BRIEF = Below is a listing; copy all of it exactly.

## Start

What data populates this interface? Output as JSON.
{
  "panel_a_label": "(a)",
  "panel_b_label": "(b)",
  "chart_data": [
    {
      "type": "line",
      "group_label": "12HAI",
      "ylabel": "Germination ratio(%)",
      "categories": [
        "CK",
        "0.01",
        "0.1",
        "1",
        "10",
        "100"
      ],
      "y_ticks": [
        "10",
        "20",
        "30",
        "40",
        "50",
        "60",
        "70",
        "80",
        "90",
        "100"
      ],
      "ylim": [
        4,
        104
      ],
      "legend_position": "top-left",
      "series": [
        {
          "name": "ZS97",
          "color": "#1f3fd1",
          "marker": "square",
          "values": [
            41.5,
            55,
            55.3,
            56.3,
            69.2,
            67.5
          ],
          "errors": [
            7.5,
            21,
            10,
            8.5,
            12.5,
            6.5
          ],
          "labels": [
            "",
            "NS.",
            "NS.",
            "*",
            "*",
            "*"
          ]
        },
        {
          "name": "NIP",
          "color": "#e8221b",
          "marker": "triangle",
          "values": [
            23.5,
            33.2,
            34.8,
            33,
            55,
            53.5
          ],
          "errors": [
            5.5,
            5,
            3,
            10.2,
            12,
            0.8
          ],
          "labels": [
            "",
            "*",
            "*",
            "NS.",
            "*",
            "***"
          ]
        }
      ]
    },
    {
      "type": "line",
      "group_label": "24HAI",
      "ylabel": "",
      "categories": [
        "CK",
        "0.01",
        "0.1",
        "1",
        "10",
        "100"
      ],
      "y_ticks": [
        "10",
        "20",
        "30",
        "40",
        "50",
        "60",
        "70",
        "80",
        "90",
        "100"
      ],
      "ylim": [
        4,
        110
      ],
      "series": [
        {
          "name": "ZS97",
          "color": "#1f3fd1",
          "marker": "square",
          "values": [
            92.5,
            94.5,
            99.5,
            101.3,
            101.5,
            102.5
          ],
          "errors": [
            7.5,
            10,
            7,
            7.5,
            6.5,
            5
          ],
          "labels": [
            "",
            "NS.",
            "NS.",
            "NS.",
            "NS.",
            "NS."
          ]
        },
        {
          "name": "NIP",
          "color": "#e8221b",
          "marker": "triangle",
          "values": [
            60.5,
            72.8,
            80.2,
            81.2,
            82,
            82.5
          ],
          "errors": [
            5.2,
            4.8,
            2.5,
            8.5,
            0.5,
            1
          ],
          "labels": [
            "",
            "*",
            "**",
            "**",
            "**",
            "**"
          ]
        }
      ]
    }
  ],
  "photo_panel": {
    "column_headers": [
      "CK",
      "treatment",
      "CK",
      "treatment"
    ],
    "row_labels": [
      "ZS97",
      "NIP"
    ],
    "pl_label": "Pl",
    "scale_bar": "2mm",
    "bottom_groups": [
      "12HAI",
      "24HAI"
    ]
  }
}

## End

WRITTEN SOLUTION =
What data populates this interface? Output as JSON.
{
  "panel_a_label": "(a)",
  "panel_b_label": "(b)",
  "chart_data": [
    {
      "type": "line",
      "group_label": "12HAI",
      "ylabel": "Germination ratio(%)",
      "categories": [
        "CK",
        "0.01",
        "0.1",
        "1",
        "10",
        "100"
      ],
      "y_ticks": [
        "10",
        "20",
        "30",
        "40",
        "50",
        "60",
        "70",
        "80",
        "90",
        "100"
      ],
      "ylim": [
        4,
        104
      ],
      "legend_position": "top-left",
      "series": [
        {
          "name": "ZS97",
          "color": "#1f3fd1",
          "marker": "square",
          "values": [
            41.5,
            55,
            55.3,
            56.3,
            69.2,
            67.5
          ],
          "errors": [
            7.5,
            21,
            10,
            8.5,
            12.5,
            6.5
          ],
          "labels": [
            "",
            "NS.",
            "NS.",
            "*",
            "*",
            "*"
          ]
        },
        {
          "name": "NIP",
          "color": "#e8221b",
          "marker": "triangle",
          "values": [
            23.5,
            33.2,
            34.8,
            33,
            55,
            53.5
          ],
          "errors": [
            5.5,
            5,
            3,
            10.2,
            12,
            0.8
          ],
          "labels": [
            "",
            "*",
            "*",
            "NS.",
            "*",
            "***"
          ]
        }
      ]
    },
    {
      "type": "line",
      "group_label": "24HAI",
      "ylabel": "",
      "categories": [
        "CK",
        "0.01",
        "0.1",
        "1",
        "10",
        "100"
      ],
      "y_ticks": [
        "10",
        "20",
        "30",
        "40",
        "50",
        "60",
        "70",
        "80",
        "90",
        "100"
      ],
      "ylim": [
        4,
        110
      ],
      "series": [
        {
          "name": "ZS97",
          "color": "#1f3fd1",
          "marker": "square",
          "values": [
            92.5,
            94.5,
            99.5,
            101.3,
            101.5,
            102.5
          ],
          "errors": [
            7.5,
            10,
            7,
            7.5,
            6.5,
            5
          ],
          "labels": [
            "",
            "NS.",
            "NS.",
            "NS.",
            "NS.",
            "NS."
          ]
        },
        {
          "name": "NIP",
          "color": "#e8221b",
          "marker": "triangle",
          "values": [
            60.5,
            72.8,
            80.2,
            81.2,
            82,
            82.5
          ],
          "errors": [
            5.2,
            4.8,
            2.5,
            8.5,
            0.5,
            1
          ],
          "labels": [
            "",
            "*",
            "**",
            "**",
            "**",
            "**"
          ]
        }
      ]
    }
  ],
  "photo_panel": {
    "column_headers": [
      "CK",
      "treatment",
      "CK",
      "treatment"
    ],
    "row_labels": [
      "ZS97",
      "NIP"
    ],
    "pl_label": "Pl",
    "scale_bar": "2mm",
    "bottom_groups": [
      "12HAI",
      "24HAI"
    ]
  }
}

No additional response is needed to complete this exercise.